§ Instructions for the task: Print the full listing exactly.

(Data excerpts)
---
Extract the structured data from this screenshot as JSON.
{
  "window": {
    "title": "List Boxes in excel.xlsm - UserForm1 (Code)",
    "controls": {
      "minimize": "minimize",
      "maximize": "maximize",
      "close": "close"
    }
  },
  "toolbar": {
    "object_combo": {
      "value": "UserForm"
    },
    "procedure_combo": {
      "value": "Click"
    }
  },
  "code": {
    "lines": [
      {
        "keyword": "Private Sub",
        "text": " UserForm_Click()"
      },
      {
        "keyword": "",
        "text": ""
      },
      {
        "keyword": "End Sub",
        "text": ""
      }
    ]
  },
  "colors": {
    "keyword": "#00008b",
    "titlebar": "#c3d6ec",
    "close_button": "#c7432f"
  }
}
---
§ Exercise solution:
Extract the structured data from this screenshot as JSON.
{
  "window": {
    "title": "List Boxes in excel.xlsm - UserForm1 (Code)",
    "controls": {
      "minimize": "minimize",
      "maximize": "maximize",
      "close": "close"
    }
  },
  "toolbar": {
    "object_combo": {
      "value": "UserForm"
    },
    "procedure_combo": {
      "value": "Click"
    }
  },
  "code": {
    "lines": [
      {
        "keyword": "Private Sub",
        "text": " UserForm_Click()"
      },
      {
        "keyword": "",
        "text": ""
      },
      {
        "keyword": "End Sub",
        "text": ""
      }
    ]
  },
  "colors": {
    "keyword": "#00008b",
    "titlebar": "#c3d6ec",
    "close_button": "#c7432f"
  }
}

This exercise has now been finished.